A run of records:

——

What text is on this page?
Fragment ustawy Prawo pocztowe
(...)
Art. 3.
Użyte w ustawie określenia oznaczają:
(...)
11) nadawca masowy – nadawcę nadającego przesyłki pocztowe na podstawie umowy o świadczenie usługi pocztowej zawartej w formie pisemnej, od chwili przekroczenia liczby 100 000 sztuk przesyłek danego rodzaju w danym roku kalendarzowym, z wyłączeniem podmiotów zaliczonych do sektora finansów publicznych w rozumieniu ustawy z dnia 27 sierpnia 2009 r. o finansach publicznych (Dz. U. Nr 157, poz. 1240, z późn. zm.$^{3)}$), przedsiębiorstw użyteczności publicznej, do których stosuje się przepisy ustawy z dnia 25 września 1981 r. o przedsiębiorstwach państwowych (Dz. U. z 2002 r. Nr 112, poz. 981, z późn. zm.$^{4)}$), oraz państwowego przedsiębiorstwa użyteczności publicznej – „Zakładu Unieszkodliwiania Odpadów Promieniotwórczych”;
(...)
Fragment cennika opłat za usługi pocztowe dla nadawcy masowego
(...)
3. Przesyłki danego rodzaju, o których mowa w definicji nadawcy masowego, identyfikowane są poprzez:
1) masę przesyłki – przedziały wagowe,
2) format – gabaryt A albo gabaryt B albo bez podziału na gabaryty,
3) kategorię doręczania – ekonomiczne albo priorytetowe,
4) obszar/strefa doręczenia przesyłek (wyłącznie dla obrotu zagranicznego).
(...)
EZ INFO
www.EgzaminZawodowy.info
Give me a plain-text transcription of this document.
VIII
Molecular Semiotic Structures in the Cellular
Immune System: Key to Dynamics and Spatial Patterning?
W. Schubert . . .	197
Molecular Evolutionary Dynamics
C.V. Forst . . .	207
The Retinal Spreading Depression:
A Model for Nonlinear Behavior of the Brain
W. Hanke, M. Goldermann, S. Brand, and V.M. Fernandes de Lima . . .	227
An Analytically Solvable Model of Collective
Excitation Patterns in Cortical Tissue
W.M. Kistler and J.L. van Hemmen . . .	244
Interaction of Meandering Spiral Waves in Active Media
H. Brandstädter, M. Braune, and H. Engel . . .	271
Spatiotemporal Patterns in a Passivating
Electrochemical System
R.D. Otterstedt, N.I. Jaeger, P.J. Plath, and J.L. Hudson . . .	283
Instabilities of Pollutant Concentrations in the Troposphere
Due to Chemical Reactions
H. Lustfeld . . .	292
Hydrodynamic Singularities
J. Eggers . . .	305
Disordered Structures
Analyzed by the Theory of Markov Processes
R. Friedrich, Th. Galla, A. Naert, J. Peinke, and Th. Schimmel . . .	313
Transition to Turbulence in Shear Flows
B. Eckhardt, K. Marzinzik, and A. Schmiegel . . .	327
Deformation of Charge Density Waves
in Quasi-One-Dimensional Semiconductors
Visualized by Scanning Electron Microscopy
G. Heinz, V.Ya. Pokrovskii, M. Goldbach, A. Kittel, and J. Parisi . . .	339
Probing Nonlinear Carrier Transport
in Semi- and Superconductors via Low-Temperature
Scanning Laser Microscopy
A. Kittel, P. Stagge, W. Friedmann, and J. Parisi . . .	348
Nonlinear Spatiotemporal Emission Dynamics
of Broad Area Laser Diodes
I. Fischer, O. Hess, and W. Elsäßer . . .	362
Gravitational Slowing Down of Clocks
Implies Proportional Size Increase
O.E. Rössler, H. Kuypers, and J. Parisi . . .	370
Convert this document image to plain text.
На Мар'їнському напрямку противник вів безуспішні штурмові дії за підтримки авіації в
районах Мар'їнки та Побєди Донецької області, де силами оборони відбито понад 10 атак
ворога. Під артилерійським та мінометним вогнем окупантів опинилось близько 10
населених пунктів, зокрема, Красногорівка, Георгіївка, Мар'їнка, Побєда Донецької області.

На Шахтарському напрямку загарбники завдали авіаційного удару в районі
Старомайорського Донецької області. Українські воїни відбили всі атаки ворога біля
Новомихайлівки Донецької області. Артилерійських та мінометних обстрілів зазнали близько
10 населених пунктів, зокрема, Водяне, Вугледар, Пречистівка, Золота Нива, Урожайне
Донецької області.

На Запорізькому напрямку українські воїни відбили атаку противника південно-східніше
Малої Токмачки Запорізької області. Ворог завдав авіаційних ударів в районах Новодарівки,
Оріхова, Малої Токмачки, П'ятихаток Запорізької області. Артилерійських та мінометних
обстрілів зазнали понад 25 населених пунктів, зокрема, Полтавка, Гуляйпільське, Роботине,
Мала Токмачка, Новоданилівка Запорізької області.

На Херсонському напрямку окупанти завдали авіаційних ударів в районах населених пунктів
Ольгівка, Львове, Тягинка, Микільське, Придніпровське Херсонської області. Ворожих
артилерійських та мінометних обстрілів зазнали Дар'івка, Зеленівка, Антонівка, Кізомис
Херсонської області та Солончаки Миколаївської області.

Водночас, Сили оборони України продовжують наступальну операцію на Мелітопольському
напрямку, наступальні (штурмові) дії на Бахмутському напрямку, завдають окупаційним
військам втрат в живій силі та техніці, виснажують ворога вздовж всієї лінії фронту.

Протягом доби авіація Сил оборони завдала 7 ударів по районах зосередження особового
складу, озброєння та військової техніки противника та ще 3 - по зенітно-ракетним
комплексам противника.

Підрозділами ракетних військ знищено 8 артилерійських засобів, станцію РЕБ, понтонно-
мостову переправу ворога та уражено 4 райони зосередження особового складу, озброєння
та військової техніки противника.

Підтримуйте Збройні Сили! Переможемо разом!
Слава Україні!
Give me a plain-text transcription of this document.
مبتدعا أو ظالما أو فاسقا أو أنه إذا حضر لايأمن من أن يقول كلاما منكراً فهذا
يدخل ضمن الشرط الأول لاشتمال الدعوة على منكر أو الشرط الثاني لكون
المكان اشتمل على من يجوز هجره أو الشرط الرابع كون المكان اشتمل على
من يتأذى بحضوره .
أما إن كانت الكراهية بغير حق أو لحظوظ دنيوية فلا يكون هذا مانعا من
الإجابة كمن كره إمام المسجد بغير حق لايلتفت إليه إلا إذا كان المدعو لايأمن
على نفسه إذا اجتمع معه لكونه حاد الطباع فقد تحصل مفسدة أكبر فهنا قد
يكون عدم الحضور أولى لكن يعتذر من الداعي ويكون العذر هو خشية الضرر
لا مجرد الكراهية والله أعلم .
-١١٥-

——

Identify the lines that contain the string "Scanning", and copy every one of them.

Visualized by Scanning Electron Microscopy
Scanning Laser Microscopy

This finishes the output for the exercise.